- _Saved data entries_:
* begin *
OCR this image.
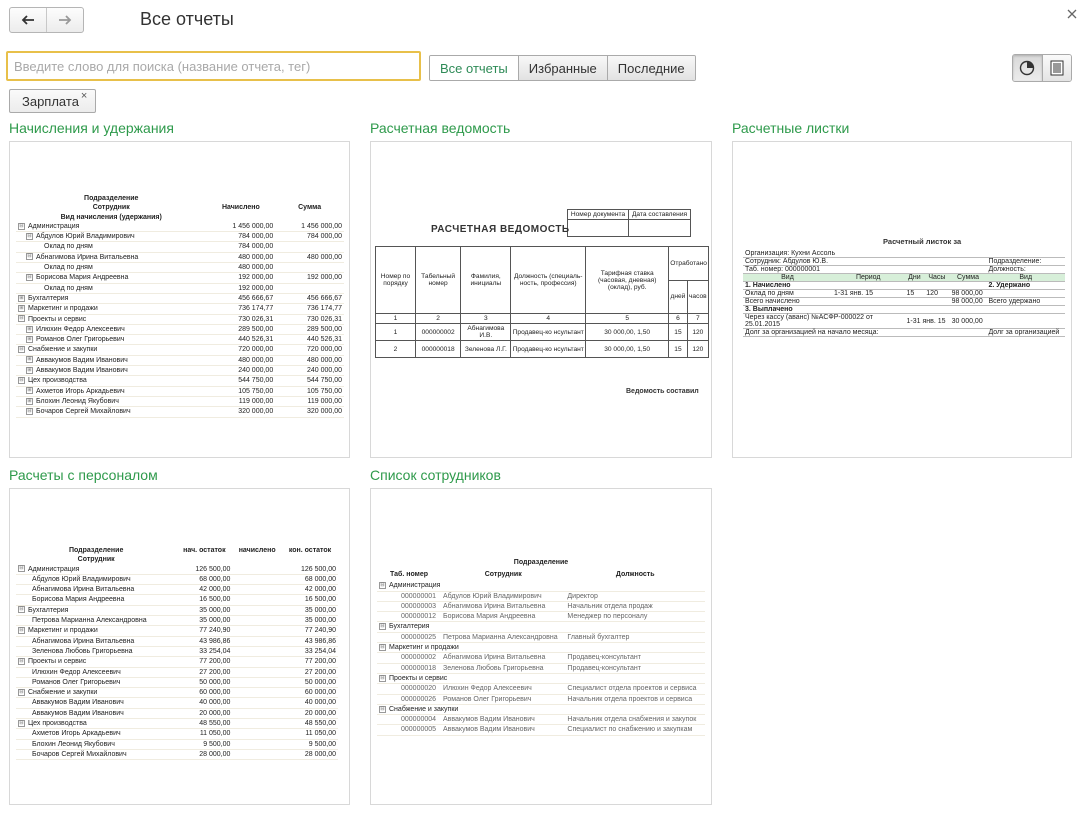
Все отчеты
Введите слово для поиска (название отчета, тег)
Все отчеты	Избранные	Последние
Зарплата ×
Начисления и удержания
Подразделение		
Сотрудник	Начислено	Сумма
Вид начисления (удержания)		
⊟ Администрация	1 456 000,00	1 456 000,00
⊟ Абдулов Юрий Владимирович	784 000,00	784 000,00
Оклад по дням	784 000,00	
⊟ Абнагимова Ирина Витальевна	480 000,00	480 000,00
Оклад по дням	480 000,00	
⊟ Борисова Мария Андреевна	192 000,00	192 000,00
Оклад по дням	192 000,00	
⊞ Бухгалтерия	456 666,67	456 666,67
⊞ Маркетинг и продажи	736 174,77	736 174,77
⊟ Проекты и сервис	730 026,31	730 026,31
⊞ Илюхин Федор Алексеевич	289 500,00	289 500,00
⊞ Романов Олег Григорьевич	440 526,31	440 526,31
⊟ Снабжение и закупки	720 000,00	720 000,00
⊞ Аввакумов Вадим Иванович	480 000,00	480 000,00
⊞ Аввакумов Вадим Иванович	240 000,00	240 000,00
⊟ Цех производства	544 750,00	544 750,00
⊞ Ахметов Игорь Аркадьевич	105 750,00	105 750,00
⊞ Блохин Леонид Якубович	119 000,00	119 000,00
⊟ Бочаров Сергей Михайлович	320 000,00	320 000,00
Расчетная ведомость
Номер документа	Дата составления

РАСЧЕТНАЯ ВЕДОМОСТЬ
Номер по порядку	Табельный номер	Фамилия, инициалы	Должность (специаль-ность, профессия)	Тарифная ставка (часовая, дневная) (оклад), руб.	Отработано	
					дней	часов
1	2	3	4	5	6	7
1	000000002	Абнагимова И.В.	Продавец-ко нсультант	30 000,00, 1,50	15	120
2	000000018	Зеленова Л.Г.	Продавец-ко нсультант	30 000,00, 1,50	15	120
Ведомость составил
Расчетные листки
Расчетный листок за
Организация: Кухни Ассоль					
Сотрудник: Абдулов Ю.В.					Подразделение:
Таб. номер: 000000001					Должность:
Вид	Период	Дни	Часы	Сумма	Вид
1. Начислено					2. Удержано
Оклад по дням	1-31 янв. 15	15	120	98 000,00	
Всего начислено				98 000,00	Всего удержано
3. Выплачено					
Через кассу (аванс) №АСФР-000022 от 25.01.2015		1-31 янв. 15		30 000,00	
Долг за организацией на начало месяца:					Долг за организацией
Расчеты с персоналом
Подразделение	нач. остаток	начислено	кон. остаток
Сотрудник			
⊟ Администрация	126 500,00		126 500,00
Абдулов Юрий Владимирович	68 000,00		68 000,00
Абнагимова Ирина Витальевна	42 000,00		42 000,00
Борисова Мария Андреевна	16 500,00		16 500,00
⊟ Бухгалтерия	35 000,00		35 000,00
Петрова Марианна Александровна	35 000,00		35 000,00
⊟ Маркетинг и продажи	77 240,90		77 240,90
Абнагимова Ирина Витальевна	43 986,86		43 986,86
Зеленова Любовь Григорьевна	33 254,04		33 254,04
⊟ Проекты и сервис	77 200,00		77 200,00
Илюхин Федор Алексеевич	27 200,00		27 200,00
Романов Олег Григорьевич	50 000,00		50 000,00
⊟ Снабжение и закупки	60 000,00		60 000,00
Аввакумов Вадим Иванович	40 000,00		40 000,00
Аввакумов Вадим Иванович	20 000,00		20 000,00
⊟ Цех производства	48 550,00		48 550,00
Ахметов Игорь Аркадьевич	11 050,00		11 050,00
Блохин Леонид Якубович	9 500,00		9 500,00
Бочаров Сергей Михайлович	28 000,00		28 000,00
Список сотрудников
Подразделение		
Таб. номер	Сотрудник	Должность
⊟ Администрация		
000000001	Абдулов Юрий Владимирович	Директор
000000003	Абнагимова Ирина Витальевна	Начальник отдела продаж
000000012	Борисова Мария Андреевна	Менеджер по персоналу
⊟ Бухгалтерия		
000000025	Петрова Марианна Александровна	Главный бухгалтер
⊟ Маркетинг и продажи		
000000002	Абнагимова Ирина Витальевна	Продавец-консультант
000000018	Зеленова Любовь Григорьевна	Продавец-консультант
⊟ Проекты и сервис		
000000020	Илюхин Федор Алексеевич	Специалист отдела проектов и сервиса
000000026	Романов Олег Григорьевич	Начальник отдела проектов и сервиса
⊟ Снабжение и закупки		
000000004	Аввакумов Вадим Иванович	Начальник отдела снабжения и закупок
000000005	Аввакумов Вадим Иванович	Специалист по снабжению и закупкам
* end *
- _STATED GOAL_: Every entry above needs to be retyped exactly; drop the pictures.

- _WRITTEN SOLUTION_:
OCR this image.
Все отчеты
Введите слово для поиска (название отчета, тег)
Все отчеты	Избранные	Последние
Зарплата ×
Начисления и удержания
Подразделение		
Сотрудник	Начислено	Сумма
Вид начисления (удержания)		
⊟ Администрация	1 456 000,00	1 456 000,00
⊟ Абдулов Юрий Владимирович	784 000,00	784 000,00
Оклад по дням	784 000,00	
⊟ Абнагимова Ирина Витальевна	480 000,00	480 000,00
Оклад по дням	480 000,00	
⊟ Борисова Мария Андреевна	192 000,00	192 000,00
Оклад по дням	192 000,00	
⊞ Бухгалтерия	456 666,67	456 666,67
⊞ Маркетинг и продажи	736 174,77	736 174,77
⊟ Проекты и сервис	730 026,31	730 026,31
⊞ Илюхин Федор Алексеевич	289 500,00	289 500,00
⊞ Романов Олег Григорьевич	440 526,31	440 526,31
⊟ Снабжение и закупки	720 000,00	720 000,00
⊞ Аввакумов Вадим Иванович	480 000,00	480 000,00
⊞ Аввакумов Вадим Иванович	240 000,00	240 000,00
⊟ Цех производства	544 750,00	544 750,00
⊞ Ахметов Игорь Аркадьевич	105 750,00	105 750,00
⊞ Блохин Леонид Якубович	119 000,00	119 000,00
⊟ Бочаров Сергей Михайлович	320 000,00	320 000,00
Расчетная ведомость
Номер документа	Дата составления

РАСЧЕТНАЯ ВЕДОМОСТЬ
Номер по порядку	Табельный номер	Фамилия, инициалы	Должность (специаль-ность, профессия)	Тарифная ставка (часовая, дневная) (оклад), руб.	Отработано	
					дней	часов
1	2	3	4	5	6	7
1	000000002	Абнагимова И.В.	Продавец-ко нсультант	30 000,00, 1,50	15	120
2	000000018	Зеленова Л.Г.	Продавец-ко нсультант	30 000,00, 1,50	15	120
Ведомость составил
Расчетные листки
Расчетный листок за
Организация: Кухни Ассоль					
Сотрудник: Абдулов Ю.В.					Подразделение:
Таб. номер: 000000001					Должность:
Вид	Период	Дни	Часы	Сумма	Вид
1. Начислено					2. Удержано
Оклад по дням	1-31 янв. 15	15	120	98 000,00	
Всего начислено				98 000,00	Всего удержано
3. Выплачено					
Через кассу (аванс) №АСФР-000022 от 25.01.2015		1-31 янв. 15		30 000,00	
Долг за организацией на начало месяца:					Долг за организацией
Расчеты с персоналом
Подразделение	нач. остаток	начислено	кон. остаток
Сотрудник			
⊟ Администрация	126 500,00		126 500,00
Абдулов Юрий Владимирович	68 000,00		68 000,00
Абнагимова Ирина Витальевна	42 000,00		42 000,00
Борисова Мария Андреевна	16 500,00		16 500,00
⊟ Бухгалтерия	35 000,00		35 000,00
Петрова Марианна Александровна	35 000,00		35 000,00
⊟ Маркетинг и продажи	77 240,90		77 240,90
Абнагимова Ирина Витальевна	43 986,86		43 986,86
Зеленова Любовь Григорьевна	33 254,04		33 254,04
⊟ Проекты и сервис	77 200,00		77 200,00
Илюхин Федор Алексеевич	27 200,00		27 200,00
Романов Олег Григорьевич	50 000,00		50 000,00
⊟ Снабжение и закупки	60 000,00		60 000,00
Аввакумов Вадим Иванович	40 000,00		40 000,00
Аввакумов Вадим Иванович	20 000,00		20 000,00
⊟ Цех производства	48 550,00		48 550,00
Ахметов Игорь Аркадьевич	11 050,00		11 050,00
Блохин Леонид Якубович	9 500,00		9 500,00
Бочаров Сергей Михайлович	28 000,00		28 000,00
Список сотрудников
Подразделение		
Таб. номер	Сотрудник	Должность
⊟ Администрация		
000000001	Абдулов Юрий Владимирович	Директор
000000003	Абнагимова Ирина Витальевна	Начальник отдела продаж
000000012	Борисова Мария Андреевна	Менеджер по персоналу
⊟ Бухгалтерия		
000000025	Петрова Марианна Александровна	Главный бухгалтер
⊟ Маркетинг и продажи		
000000002	Абнагимова Ирина Витальевна	Продавец-консультант
000000018	Зеленова Любовь Григорьевна	Продавец-консультант
⊟ Проекты и сервис		
000000020	Илюхин Федор Алексеевич	Специалист отдела проектов и сервиса
000000026	Романов Олег Григорьевич	Начальник отдела проектов и сервиса
⊟ Снабжение и закупки		
000000004	Аввакумов Вадим Иванович	Начальник отдела снабжения и закупок
000000005	Аввакумов Вадим Иванович	Специалист по снабжению и закупкам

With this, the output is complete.